Records shown:
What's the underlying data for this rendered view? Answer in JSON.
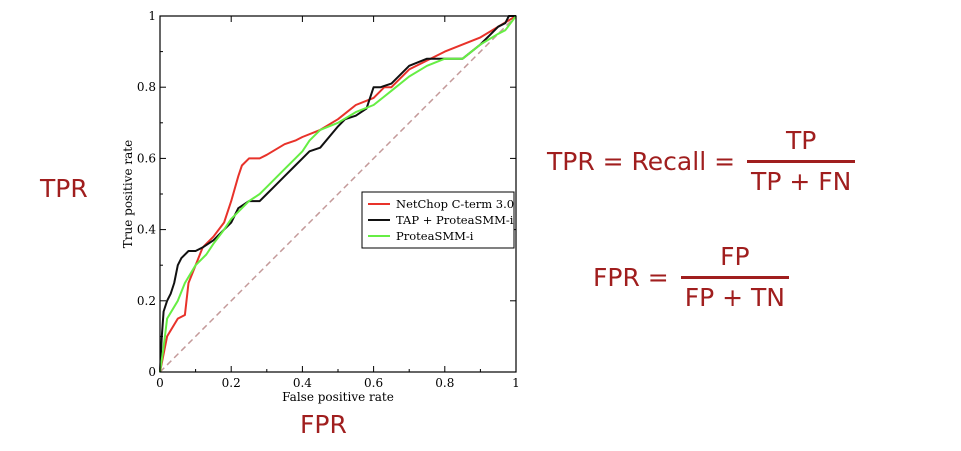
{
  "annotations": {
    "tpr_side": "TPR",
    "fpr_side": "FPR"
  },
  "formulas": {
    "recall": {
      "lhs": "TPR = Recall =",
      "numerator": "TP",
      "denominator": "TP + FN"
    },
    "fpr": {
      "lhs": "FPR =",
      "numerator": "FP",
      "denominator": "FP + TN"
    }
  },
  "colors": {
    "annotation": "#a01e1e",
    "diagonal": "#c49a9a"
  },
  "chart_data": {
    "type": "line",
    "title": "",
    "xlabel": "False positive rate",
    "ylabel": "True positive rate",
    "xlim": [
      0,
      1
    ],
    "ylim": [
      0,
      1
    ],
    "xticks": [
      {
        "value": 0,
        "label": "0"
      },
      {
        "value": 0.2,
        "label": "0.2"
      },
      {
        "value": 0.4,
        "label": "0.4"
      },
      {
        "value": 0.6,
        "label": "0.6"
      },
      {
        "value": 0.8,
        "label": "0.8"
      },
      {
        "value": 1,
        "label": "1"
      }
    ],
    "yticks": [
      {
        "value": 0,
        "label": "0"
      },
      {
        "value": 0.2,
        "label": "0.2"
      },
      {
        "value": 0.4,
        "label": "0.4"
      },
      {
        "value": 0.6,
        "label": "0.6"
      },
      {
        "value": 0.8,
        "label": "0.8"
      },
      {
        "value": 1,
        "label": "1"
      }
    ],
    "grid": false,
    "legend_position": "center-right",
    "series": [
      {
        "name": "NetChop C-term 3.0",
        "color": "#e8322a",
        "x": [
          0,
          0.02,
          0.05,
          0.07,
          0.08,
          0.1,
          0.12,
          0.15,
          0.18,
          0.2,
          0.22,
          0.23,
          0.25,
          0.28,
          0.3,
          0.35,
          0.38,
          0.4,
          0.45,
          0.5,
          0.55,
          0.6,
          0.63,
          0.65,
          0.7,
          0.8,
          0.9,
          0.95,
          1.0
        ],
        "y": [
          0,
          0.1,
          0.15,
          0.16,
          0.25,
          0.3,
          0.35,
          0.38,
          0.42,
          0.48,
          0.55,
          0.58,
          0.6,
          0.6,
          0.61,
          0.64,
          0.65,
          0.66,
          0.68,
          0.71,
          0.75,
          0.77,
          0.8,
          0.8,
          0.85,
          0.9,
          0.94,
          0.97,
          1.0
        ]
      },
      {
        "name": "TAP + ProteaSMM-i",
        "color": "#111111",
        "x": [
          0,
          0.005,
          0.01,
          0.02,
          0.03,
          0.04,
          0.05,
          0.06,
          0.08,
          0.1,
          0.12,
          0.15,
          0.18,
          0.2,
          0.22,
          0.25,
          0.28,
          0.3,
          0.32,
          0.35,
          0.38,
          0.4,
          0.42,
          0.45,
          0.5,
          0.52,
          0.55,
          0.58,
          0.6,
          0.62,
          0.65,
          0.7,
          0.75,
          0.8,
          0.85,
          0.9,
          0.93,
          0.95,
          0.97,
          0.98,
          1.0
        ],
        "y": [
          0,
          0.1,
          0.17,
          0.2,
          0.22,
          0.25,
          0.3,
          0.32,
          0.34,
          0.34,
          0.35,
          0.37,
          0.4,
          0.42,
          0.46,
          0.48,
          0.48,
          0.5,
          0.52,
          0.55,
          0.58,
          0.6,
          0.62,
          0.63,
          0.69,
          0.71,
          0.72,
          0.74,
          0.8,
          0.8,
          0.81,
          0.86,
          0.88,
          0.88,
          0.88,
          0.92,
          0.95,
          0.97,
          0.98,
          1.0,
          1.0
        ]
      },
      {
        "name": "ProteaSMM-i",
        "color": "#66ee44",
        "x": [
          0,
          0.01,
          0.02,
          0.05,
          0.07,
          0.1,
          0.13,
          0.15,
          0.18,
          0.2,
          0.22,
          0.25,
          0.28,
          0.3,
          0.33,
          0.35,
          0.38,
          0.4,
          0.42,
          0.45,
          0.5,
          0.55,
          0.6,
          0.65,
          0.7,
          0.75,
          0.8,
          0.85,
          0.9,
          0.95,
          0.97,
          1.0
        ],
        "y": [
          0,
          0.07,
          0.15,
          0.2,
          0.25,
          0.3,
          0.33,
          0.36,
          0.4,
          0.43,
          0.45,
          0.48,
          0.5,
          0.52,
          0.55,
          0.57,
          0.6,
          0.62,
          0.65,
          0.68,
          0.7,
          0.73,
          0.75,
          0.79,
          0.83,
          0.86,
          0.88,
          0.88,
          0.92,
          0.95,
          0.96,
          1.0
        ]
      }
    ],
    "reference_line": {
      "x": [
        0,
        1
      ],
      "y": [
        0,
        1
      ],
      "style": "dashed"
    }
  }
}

Exercise prompt:
Transcribe the material as is, with images omitted.

Task output:
What's the underlying data for this rendered view? Answer in JSON.
{
  "annotations": {
    "tpr_side": "TPR",
    "fpr_side": "FPR"
  },
  "formulas": {
    "recall": {
      "lhs": "TPR = Recall =",
      "numerator": "TP",
      "denominator": "TP + FN"
    },
    "fpr": {
      "lhs": "FPR =",
      "numerator": "FP",
      "denominator": "FP + TN"
    }
  },
  "colors": {
    "annotation": "#a01e1e",
    "diagonal": "#c49a9a"
  },
  "chart_data": {
    "type": "line",
    "title": "",
    "xlabel": "False positive rate",
    "ylabel": "True positive rate",
    "xlim": [
      0,
      1
    ],
    "ylim": [
      0,
      1
    ],
    "xticks": [
      {
        "value": 0,
        "label": "0"
      },
      {
        "value": 0.2,
        "label": "0.2"
      },
      {
        "value": 0.4,
        "label": "0.4"
      },
      {
        "value": 0.6,
        "label": "0.6"
      },
      {
        "value": 0.8,
        "label": "0.8"
      },
      {
        "value": 1,
        "label": "1"
      }
    ],
    "yticks": [
      {
        "value": 0,
        "label": "0"
      },
      {
        "value": 0.2,
        "label": "0.2"
      },
      {
        "value": 0.4,
        "label": "0.4"
      },
      {
        "value": 0.6,
        "label": "0.6"
      },
      {
        "value": 0.8,
        "label": "0.8"
      },
      {
        "value": 1,
        "label": "1"
      }
    ],
    "grid": false,
    "legend_position": "center-right",
    "series": [
      {
        "name": "NetChop C-term 3.0",
        "color": "#e8322a",
        "x": [
          0,
          0.02,
          0.05,
          0.07,
          0.08,
          0.1,
          0.12,
          0.15,
          0.18,
          0.2,
          0.22,
          0.23,
          0.25,
          0.28,
          0.3,
          0.35,
          0.38,
          0.4,
          0.45,
          0.5,
          0.55,
          0.6,
          0.63,
          0.65,
          0.7,
          0.8,
          0.9,
          0.95,
          1.0
        ],
        "y": [
          0,
          0.1,
          0.15,
          0.16,
          0.25,
          0.3,
          0.35,
          0.38,
          0.42,
          0.48,
          0.55,
          0.58,
          0.6,
          0.6,
          0.61,
          0.64,
          0.65,
          0.66,
          0.68,
          0.71,
          0.75,
          0.77,
          0.8,
          0.8,
          0.85,
          0.9,
          0.94,
          0.97,
          1.0
        ]
      },
      {
        "name": "TAP + ProteaSMM-i",
        "color": "#111111",
        "x": [
          0,
          0.005,
          0.01,
          0.02,
          0.03,
          0.04,
          0.05,
          0.06,
          0.08,
          0.1,
          0.12,
          0.15,
          0.18,
          0.2,
          0.22,
          0.25,
          0.28,
          0.3,
          0.32,
          0.35,
          0.38,
          0.4,
          0.42,
          0.45,
          0.5,
          0.52,
          0.55,
          0.58,
          0.6,
          0.62,
          0.65,
          0.7,
          0.75,
          0.8,
          0.85,
          0.9,
          0.93,
          0.95,
          0.97,
          0.98,
          1.0
        ],
        "y": [
          0,
          0.1,
          0.17,
          0.2,
          0.22,
          0.25,
          0.3,
          0.32,
          0.34,
          0.34,
          0.35,
          0.37,
          0.4,
          0.42,
          0.46,
          0.48,
          0.48,
          0.5,
          0.52,
          0.55,
          0.58,
          0.6,
          0.62,
          0.63,
          0.69,
          0.71,
          0.72,
          0.74,
          0.8,
          0.8,
          0.81,
          0.86,
          0.88,
          0.88,
          0.88,
          0.92,
          0.95,
          0.97,
          0.98,
          1.0,
          1.0
        ]
      },
      {
        "name": "ProteaSMM-i",
        "color": "#66ee44",
        "x": [
          0,
          0.01,
          0.02,
          0.05,
          0.07,
          0.1,
          0.13,
          0.15,
          0.18,
          0.2,
          0.22,
          0.25,
          0.28,
          0.3,
          0.33,
          0.35,
          0.38,
          0.4,
          0.42,
          0.45,
          0.5,
          0.55,
          0.6,
          0.65,
          0.7,
          0.75,
          0.8,
          0.85,
          0.9,
          0.95,
          0.97,
          1.0
        ],
        "y": [
          0,
          0.07,
          0.15,
          0.2,
          0.25,
          0.3,
          0.33,
          0.36,
          0.4,
          0.43,
          0.45,
          0.48,
          0.5,
          0.52,
          0.55,
          0.57,
          0.6,
          0.62,
          0.65,
          0.68,
          0.7,
          0.73,
          0.75,
          0.79,
          0.83,
          0.86,
          0.88,
          0.88,
          0.92,
          0.95,
          0.96,
          1.0
        ]
      }
    ],
    "reference_line": {
      "x": [
        0,
        1
      ],
      "y": [
        0,
        1
      ],
      "style": "dashed"
    }
  }
}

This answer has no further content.